## The exercise
Return the lines below that carry the word "SEWEY".

## Listing

----

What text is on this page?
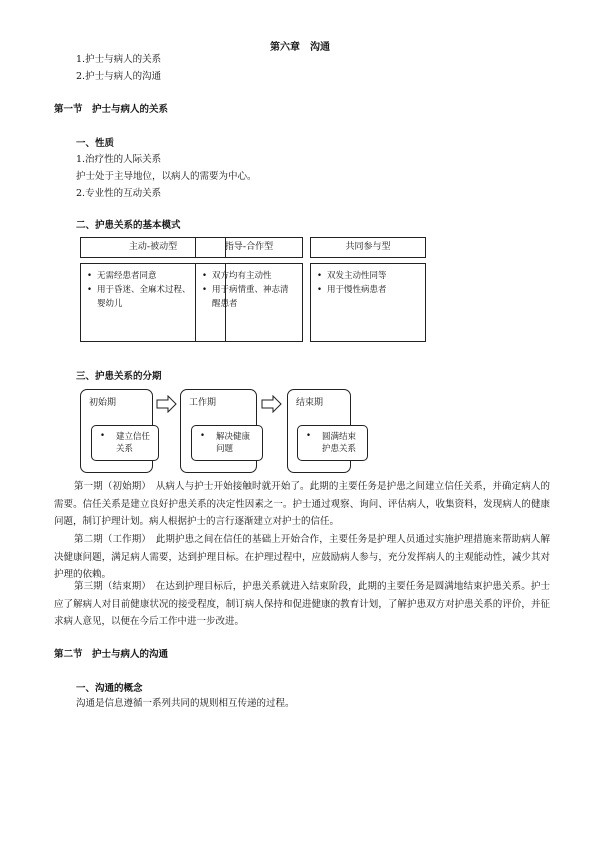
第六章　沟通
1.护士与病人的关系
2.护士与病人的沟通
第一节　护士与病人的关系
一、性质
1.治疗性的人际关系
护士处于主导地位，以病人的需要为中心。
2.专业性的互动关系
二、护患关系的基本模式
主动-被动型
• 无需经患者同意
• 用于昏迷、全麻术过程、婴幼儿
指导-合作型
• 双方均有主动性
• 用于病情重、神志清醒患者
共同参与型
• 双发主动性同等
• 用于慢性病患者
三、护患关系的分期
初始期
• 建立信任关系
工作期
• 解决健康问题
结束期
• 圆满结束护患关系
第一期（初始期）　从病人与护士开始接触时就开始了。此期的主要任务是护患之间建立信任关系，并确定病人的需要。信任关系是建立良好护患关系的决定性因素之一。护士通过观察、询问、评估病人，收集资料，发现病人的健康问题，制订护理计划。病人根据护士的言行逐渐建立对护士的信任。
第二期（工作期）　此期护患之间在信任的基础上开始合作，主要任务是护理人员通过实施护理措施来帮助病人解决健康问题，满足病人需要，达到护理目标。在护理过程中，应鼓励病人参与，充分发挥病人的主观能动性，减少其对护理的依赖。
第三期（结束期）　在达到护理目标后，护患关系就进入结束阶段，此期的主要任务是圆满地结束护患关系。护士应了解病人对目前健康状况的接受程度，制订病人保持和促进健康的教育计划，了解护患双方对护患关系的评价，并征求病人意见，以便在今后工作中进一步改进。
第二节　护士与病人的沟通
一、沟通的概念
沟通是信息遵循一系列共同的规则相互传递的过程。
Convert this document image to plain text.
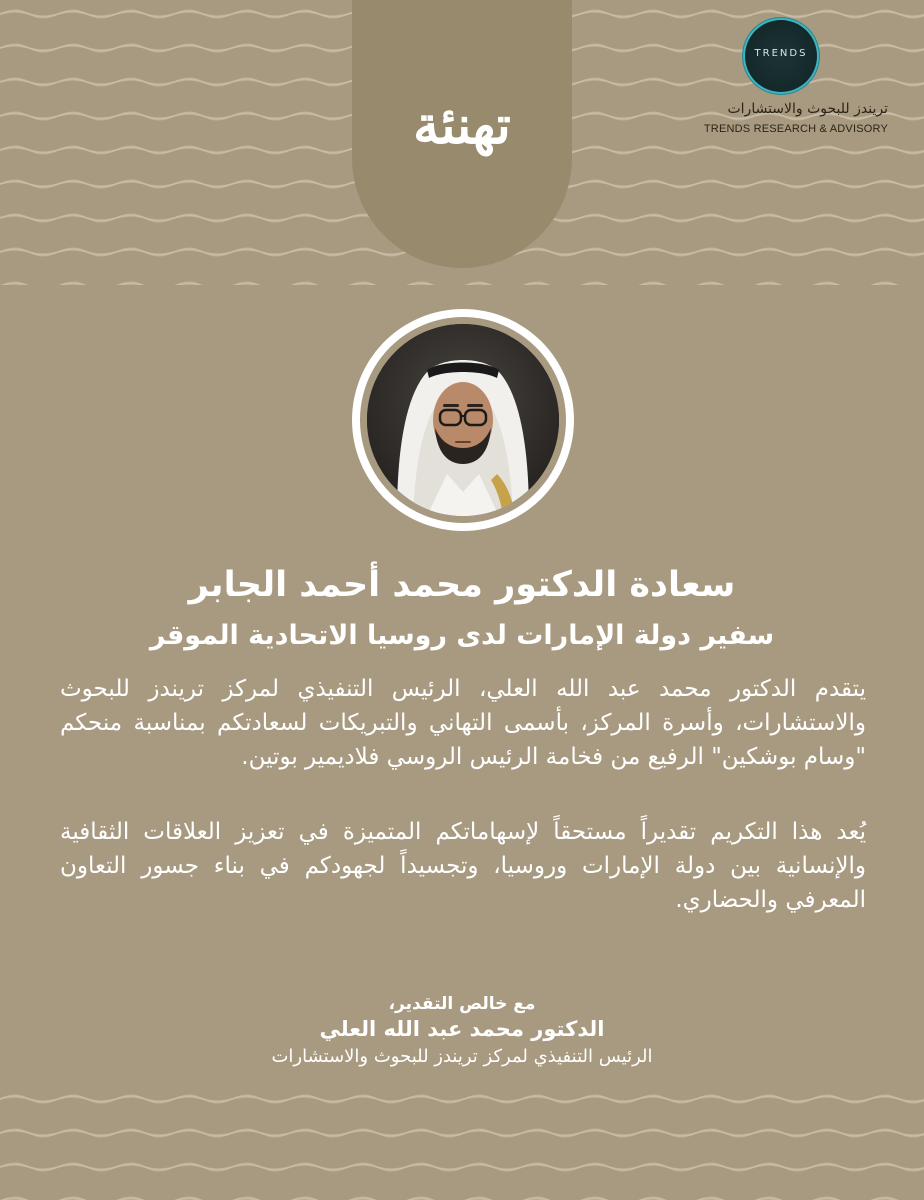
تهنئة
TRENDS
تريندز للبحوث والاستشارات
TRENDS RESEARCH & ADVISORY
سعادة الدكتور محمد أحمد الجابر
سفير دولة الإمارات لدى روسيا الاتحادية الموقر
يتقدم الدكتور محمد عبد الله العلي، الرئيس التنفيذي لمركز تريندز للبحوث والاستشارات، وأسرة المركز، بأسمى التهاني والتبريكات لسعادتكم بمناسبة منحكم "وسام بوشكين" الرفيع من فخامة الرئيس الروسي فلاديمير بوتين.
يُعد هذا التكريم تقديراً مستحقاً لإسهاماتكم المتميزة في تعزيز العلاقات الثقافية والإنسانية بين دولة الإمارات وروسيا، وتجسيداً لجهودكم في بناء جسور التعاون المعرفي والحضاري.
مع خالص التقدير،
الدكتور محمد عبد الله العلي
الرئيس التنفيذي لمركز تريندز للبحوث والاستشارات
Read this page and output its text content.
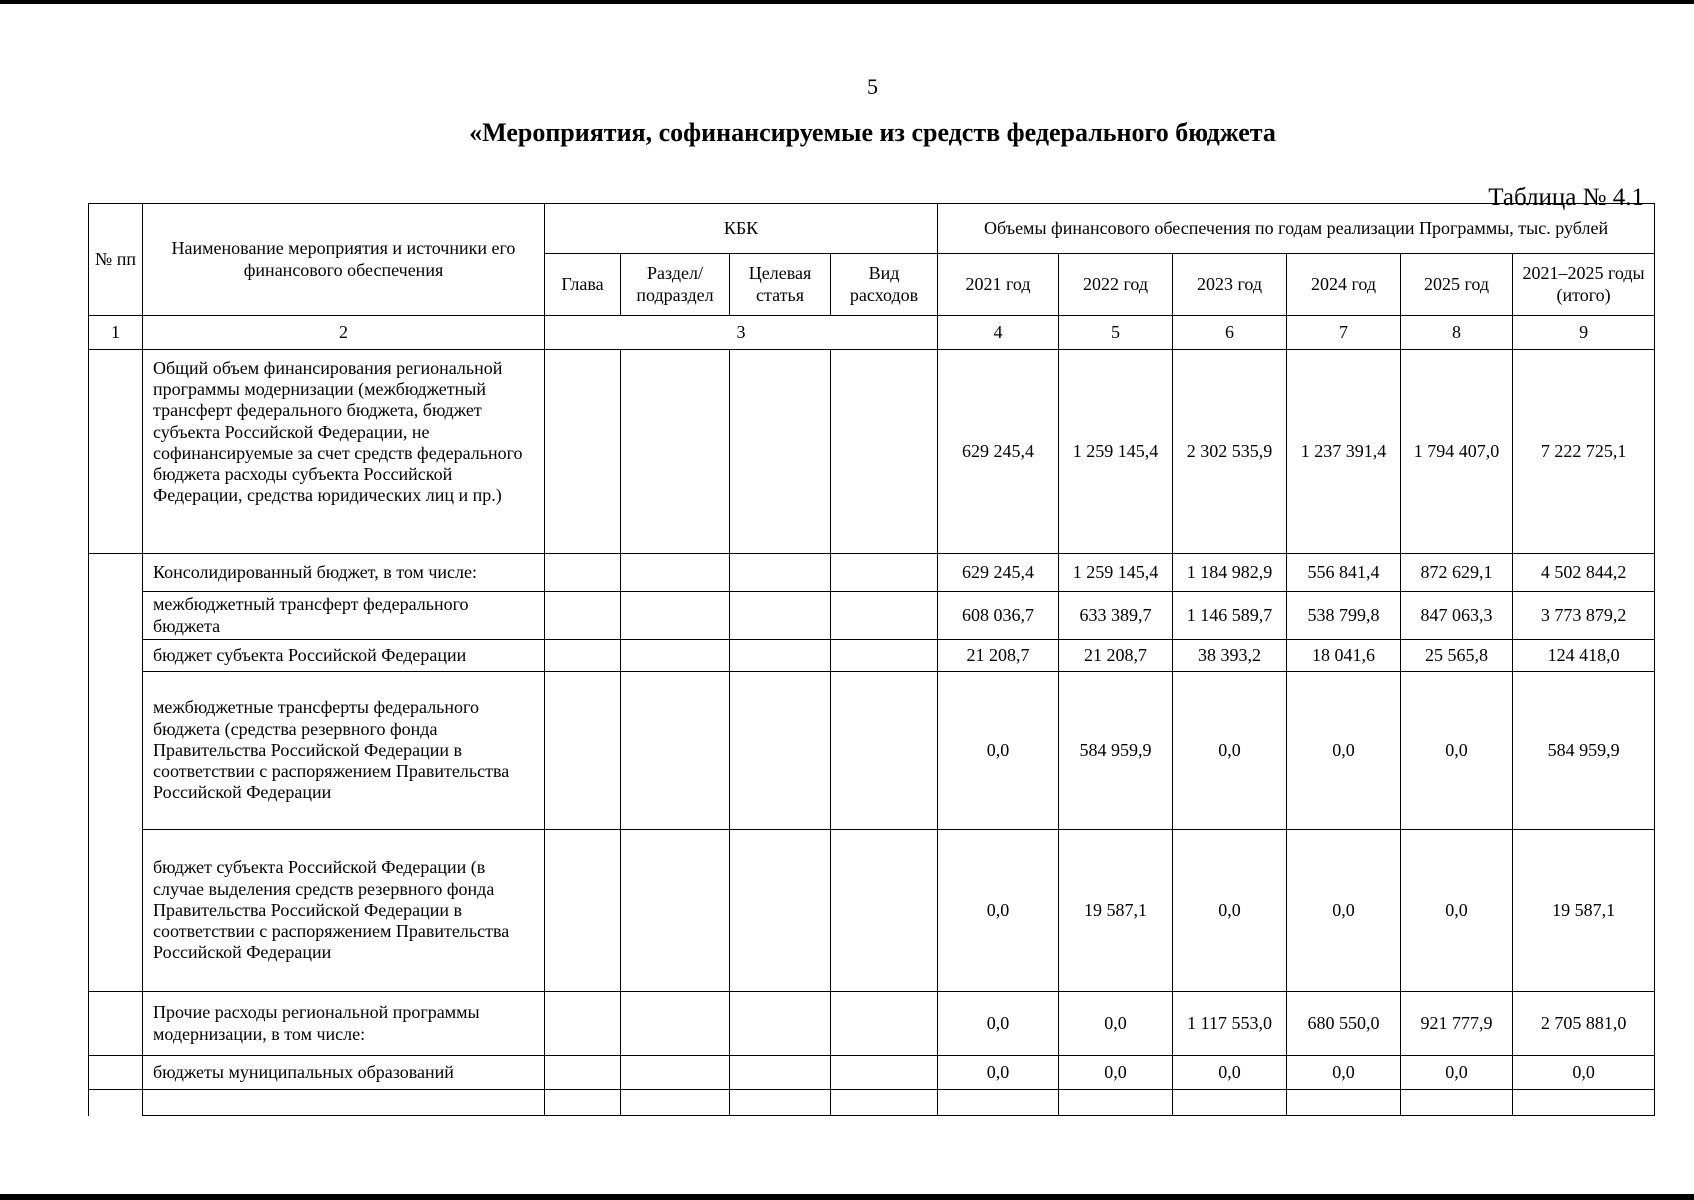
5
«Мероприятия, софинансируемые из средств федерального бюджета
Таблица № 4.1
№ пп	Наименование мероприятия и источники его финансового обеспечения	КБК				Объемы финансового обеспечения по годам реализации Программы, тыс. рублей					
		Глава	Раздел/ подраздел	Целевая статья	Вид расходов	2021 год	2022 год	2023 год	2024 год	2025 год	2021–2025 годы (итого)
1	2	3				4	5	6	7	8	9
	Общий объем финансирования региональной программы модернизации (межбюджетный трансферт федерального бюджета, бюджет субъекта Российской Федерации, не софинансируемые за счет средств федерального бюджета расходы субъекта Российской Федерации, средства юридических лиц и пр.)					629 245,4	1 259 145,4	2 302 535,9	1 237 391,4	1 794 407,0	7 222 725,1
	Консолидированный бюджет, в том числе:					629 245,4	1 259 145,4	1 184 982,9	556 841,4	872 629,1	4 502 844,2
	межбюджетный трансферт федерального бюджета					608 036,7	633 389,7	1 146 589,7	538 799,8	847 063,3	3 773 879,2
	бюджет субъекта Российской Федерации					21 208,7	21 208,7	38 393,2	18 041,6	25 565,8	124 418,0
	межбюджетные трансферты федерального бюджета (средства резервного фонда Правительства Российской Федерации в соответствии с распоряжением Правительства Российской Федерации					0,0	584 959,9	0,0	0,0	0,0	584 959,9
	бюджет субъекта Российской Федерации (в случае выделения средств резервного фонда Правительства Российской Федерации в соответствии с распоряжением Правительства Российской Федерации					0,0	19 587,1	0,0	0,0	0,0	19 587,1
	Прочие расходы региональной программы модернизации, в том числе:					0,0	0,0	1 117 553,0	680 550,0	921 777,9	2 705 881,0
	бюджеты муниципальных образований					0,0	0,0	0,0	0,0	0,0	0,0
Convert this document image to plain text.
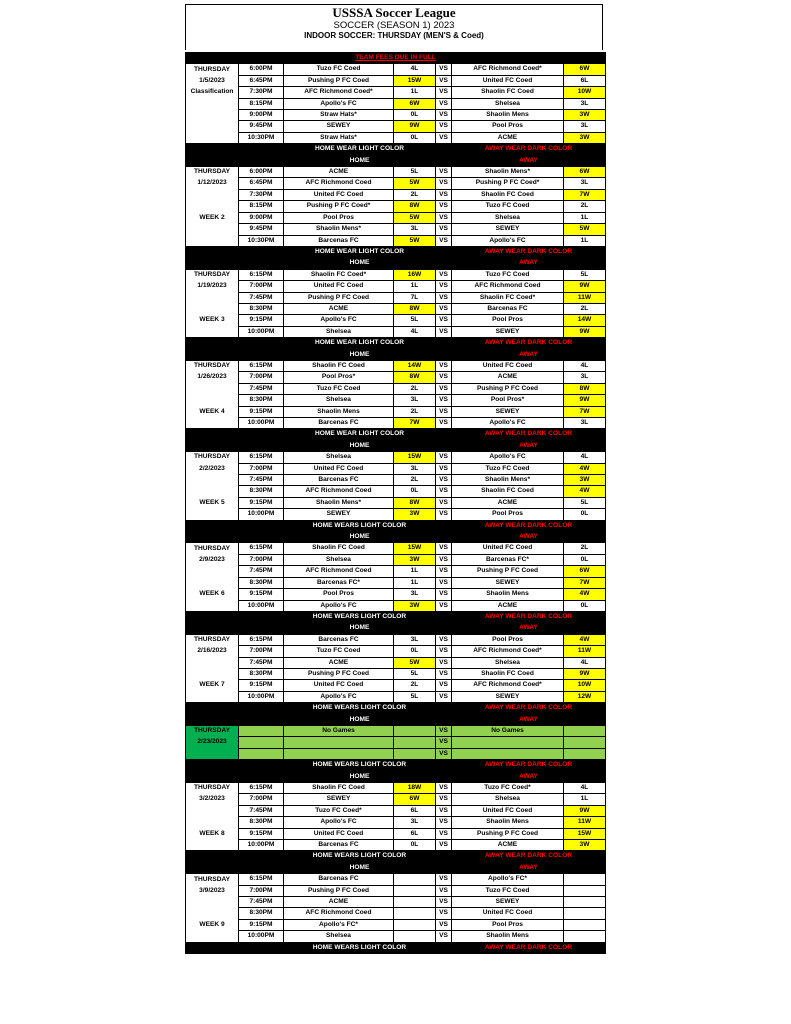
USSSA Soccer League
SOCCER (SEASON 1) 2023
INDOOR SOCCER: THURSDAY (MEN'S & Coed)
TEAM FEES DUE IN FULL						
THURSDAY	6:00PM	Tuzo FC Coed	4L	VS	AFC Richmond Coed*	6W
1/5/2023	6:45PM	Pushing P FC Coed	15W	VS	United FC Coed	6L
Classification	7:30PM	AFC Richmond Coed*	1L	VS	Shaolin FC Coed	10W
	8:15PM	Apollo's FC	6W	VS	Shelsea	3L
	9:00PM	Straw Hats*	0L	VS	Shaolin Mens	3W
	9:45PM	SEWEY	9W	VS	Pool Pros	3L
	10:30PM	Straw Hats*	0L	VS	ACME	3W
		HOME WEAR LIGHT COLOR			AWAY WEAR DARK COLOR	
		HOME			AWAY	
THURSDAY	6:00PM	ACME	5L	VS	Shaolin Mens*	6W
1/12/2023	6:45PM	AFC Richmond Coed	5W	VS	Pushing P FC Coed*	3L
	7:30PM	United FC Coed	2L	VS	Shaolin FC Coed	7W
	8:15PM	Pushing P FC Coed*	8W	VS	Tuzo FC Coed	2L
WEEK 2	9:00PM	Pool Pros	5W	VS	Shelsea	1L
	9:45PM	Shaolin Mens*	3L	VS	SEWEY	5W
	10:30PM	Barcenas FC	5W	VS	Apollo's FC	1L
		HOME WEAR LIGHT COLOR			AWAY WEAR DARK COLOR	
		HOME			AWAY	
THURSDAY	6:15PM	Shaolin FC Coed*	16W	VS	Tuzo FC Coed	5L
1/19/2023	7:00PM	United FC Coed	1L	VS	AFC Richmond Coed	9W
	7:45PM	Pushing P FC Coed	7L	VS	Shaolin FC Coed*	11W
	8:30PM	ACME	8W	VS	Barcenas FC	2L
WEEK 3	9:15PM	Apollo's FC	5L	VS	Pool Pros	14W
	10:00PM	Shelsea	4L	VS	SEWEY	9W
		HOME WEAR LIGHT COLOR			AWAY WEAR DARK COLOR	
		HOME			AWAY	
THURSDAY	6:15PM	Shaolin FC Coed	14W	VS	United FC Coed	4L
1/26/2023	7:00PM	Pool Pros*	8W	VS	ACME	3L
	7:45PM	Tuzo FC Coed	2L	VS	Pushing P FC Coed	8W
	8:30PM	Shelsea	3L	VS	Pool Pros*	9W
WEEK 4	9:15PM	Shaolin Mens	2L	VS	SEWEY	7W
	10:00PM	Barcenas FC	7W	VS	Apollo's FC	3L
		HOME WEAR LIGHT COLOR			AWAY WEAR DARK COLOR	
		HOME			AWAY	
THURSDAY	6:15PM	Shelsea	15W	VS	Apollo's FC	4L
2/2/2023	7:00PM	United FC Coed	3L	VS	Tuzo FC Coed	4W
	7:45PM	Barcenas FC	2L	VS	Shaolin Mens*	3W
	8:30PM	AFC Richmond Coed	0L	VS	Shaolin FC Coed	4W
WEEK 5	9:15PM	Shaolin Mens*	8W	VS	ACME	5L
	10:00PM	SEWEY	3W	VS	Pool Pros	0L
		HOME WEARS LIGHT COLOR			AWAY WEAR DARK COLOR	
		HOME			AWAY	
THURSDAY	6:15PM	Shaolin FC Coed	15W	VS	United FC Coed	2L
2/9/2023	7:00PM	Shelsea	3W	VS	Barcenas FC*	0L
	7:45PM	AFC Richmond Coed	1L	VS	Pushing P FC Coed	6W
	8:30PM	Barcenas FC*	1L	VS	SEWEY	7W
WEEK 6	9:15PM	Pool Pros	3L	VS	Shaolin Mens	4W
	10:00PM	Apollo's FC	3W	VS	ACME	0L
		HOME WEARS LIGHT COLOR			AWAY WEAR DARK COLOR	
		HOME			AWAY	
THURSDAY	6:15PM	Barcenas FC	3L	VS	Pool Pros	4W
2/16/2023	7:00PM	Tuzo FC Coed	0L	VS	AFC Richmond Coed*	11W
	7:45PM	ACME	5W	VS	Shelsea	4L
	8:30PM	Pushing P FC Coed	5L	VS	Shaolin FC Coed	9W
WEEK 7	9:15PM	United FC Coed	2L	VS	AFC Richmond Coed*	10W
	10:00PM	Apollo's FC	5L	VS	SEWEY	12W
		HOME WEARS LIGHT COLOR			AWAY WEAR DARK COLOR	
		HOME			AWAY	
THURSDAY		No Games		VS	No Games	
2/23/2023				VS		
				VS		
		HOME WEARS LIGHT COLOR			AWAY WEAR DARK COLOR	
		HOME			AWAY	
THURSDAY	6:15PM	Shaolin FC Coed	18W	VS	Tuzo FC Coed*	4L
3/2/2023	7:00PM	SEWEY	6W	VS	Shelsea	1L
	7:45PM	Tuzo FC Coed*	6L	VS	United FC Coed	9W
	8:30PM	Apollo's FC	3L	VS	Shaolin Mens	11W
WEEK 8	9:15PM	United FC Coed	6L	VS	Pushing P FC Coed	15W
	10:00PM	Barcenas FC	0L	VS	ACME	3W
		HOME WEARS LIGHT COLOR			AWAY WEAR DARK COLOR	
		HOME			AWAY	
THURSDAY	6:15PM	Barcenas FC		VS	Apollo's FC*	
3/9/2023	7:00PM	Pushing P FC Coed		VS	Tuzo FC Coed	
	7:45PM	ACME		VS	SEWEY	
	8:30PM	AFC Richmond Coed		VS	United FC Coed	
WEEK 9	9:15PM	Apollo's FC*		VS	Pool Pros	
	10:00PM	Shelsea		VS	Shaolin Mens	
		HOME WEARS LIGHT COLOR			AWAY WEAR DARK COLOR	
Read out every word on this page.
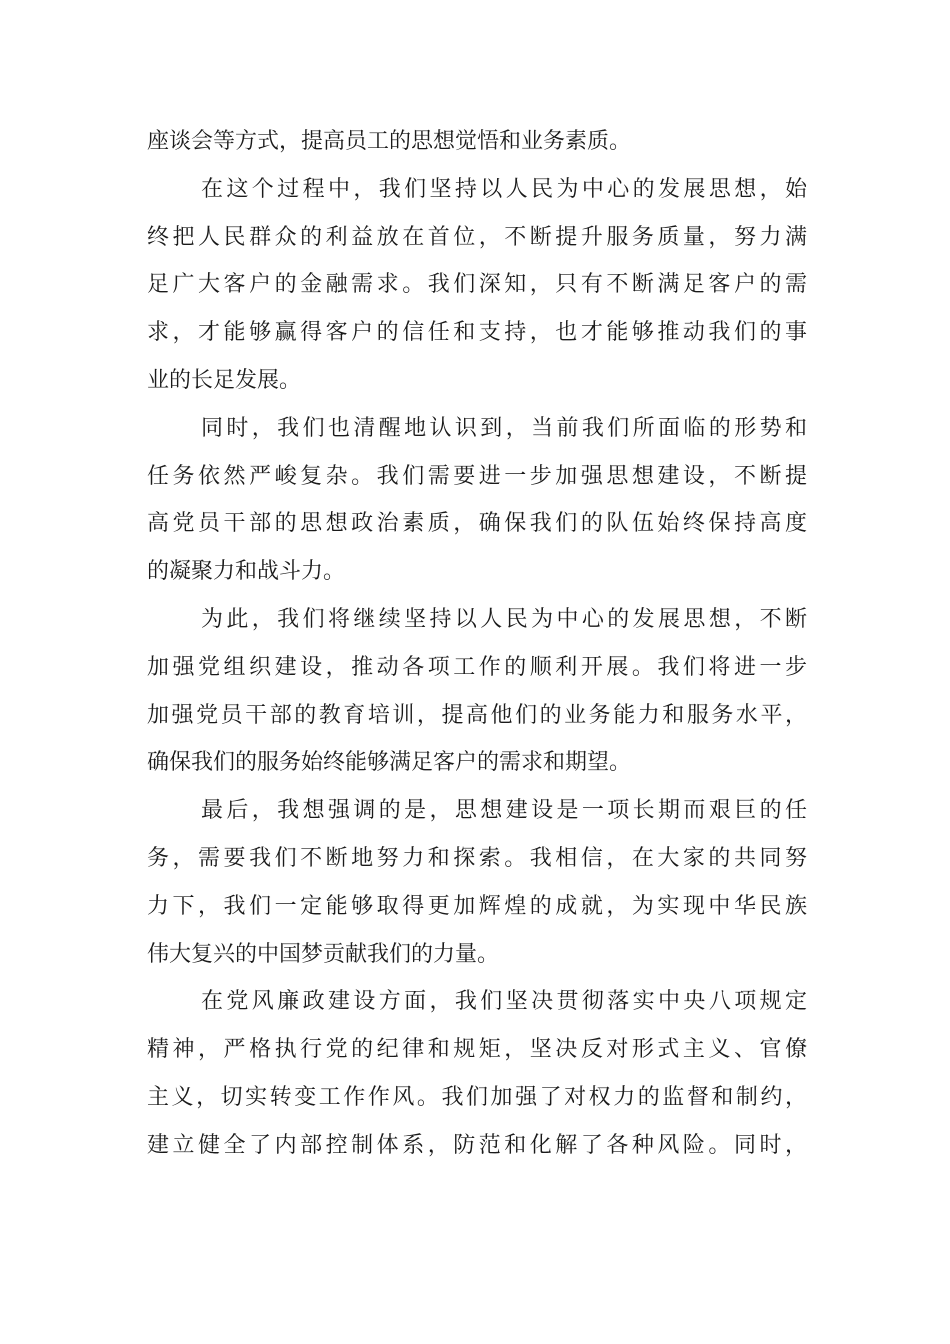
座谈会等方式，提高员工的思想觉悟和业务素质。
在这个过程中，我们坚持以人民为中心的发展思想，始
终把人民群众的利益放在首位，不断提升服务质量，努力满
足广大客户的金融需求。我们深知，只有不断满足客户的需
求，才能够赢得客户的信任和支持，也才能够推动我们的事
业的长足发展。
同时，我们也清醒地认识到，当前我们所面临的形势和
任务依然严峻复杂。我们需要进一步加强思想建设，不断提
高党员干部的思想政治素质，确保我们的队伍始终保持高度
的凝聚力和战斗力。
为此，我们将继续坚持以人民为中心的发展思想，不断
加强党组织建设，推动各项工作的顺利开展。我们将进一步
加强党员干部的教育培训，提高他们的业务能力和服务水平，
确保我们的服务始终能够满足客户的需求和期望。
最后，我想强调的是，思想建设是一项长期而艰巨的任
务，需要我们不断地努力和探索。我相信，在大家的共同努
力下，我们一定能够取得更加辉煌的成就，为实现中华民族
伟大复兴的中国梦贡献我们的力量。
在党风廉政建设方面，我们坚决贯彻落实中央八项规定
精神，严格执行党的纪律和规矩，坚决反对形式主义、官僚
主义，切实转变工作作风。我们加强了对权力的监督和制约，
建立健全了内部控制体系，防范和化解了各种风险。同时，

----

## Output of the task
	9:45PM	SEWEY	9W	VS	Pool Pros	3L
	9:45PM	Shaolin Mens*	3L	VS	SEWEY	5W
	10:00PM	Shelsea	4L	VS	SEWEY	9W
WEEK 4	9:15PM	Shaolin Mens	2L	VS	SEWEY	7W
	10:00PM	SEWEY	3W	VS	Pool Pros	0L
	8:30PM	Barcenas FC*	1L	VS	SEWEY	7W
	10:00PM	Apollo's FC	5L	VS	SEWEY	12W
3/2/2023	7:00PM	SEWEY	6W	VS	Shelsea	1L
	7:45PM	ACME		VS	SEWEY	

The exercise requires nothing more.